TO BE DONE:
Output all lines exactly, with nothing added or dropped.

TASK INPUTS:
* START *
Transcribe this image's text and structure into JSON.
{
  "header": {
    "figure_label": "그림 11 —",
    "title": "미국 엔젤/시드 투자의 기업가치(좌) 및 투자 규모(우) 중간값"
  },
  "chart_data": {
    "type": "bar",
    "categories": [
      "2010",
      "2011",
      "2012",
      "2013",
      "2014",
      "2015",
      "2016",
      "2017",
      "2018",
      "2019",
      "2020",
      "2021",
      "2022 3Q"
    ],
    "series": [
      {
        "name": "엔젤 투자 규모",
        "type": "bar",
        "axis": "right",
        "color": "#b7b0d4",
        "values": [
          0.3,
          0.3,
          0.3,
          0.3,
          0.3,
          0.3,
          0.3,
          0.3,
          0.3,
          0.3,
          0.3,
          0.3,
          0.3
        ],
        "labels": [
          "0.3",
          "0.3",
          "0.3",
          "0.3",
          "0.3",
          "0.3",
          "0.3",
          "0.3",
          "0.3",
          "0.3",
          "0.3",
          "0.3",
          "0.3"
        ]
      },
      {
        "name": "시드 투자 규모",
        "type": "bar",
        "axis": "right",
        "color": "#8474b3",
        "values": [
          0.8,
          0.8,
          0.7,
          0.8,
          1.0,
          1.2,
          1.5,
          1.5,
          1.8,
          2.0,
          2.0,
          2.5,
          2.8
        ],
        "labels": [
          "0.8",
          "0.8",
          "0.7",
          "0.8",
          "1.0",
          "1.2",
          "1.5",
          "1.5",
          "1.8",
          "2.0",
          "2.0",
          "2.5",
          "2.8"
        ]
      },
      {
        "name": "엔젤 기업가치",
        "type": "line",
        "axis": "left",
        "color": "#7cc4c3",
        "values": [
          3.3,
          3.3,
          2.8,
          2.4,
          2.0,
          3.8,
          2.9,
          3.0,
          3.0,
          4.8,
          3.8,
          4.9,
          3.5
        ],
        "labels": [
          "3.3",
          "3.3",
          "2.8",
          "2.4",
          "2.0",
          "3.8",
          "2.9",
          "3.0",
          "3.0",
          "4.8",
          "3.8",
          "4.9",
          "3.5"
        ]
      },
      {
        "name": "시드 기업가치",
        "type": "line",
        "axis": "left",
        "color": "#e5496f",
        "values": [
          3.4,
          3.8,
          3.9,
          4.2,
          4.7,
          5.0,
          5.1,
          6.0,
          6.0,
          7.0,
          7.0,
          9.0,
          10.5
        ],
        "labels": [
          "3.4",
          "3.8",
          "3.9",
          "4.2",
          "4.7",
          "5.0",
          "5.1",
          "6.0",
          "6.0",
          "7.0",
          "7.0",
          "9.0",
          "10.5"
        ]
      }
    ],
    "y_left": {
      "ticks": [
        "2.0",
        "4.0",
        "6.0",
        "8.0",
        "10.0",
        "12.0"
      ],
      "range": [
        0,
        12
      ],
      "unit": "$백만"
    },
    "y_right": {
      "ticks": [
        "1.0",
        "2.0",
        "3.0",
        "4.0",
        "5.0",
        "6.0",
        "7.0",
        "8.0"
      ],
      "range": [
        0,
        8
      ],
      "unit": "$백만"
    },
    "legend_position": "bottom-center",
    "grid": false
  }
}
* END *
FINAL RESULT:
Transcribe this image's text and structure into JSON.
{
  "header": {
    "figure_label": "그림 11 —",
    "title": "미국 엔젤/시드 투자의 기업가치(좌) 및 투자 규모(우) 중간값"
  },
  "chart_data": {
    "type": "bar",
    "categories": [
      "2010",
      "2011",
      "2012",
      "2013",
      "2014",
      "2015",
      "2016",
      "2017",
      "2018",
      "2019",
      "2020",
      "2021",
      "2022 3Q"
    ],
    "series": [
      {
        "name": "엔젤 투자 규모",
        "type": "bar",
        "axis": "right",
        "color": "#b7b0d4",
        "values": [
          0.3,
          0.3,
          0.3,
          0.3,
          0.3,
          0.3,
          0.3,
          0.3,
          0.3,
          0.3,
          0.3,
          0.3,
          0.3
        ],
        "labels": [
          "0.3",
          "0.3",
          "0.3",
          "0.3",
          "0.3",
          "0.3",
          "0.3",
          "0.3",
          "0.3",
          "0.3",
          "0.3",
          "0.3",
          "0.3"
        ]
      },
      {
        "name": "시드 투자 규모",
        "type": "bar",
        "axis": "right",
        "color": "#8474b3",
        "values": [
          0.8,
          0.8,
          0.7,
          0.8,
          1.0,
          1.2,
          1.5,
          1.5,
          1.8,
          2.0,
          2.0,
          2.5,
          2.8
        ],
        "labels": [
          "0.8",
          "0.8",
          "0.7",
          "0.8",
          "1.0",
          "1.2",
          "1.5",
          "1.5",
          "1.8",
          "2.0",
          "2.0",
          "2.5",
          "2.8"
        ]
      },
      {
        "name": "엔젤 기업가치",
        "type": "line",
        "axis": "left",
        "color": "#7cc4c3",
        "values": [
          3.3,
          3.3,
          2.8,
          2.4,
          2.0,
          3.8,
          2.9,
          3.0,
          3.0,
          4.8,
          3.8,
          4.9,
          3.5
        ],
        "labels": [
          "3.3",
          "3.3",
          "2.8",
          "2.4",
          "2.0",
          "3.8",
          "2.9",
          "3.0",
          "3.0",
          "4.8",
          "3.8",
          "4.9",
          "3.5"
        ]
      },
      {
        "name": "시드 기업가치",
        "type": "line",
        "axis": "left",
        "color": "#e5496f",
        "values": [
          3.4,
          3.8,
          3.9,
          4.2,
          4.7,
          5.0,
          5.1,
          6.0,
          6.0,
          7.0,
          7.0,
          9.0,
          10.5
        ],
        "labels": [
          "3.4",
          "3.8",
          "3.9",
          "4.2",
          "4.7",
          "5.0",
          "5.1",
          "6.0",
          "6.0",
          "7.0",
          "7.0",
          "9.0",
          "10.5"
        ]
      }
    ],
    "y_left": {
      "ticks": [
        "2.0",
        "4.0",
        "6.0",
        "8.0",
        "10.0",
        "12.0"
      ],
      "range": [
        0,
        12
      ],
      "unit": "$백만"
    },
    "y_right": {
      "ticks": [
        "1.0",
        "2.0",
        "3.0",
        "4.0",
        "5.0",
        "6.0",
        "7.0",
        "8.0"
      ],
      "range": [
        0,
        8
      ],
      "unit": "$백만"
    },
    "legend_position": "bottom-center",
    "grid": false
  }
}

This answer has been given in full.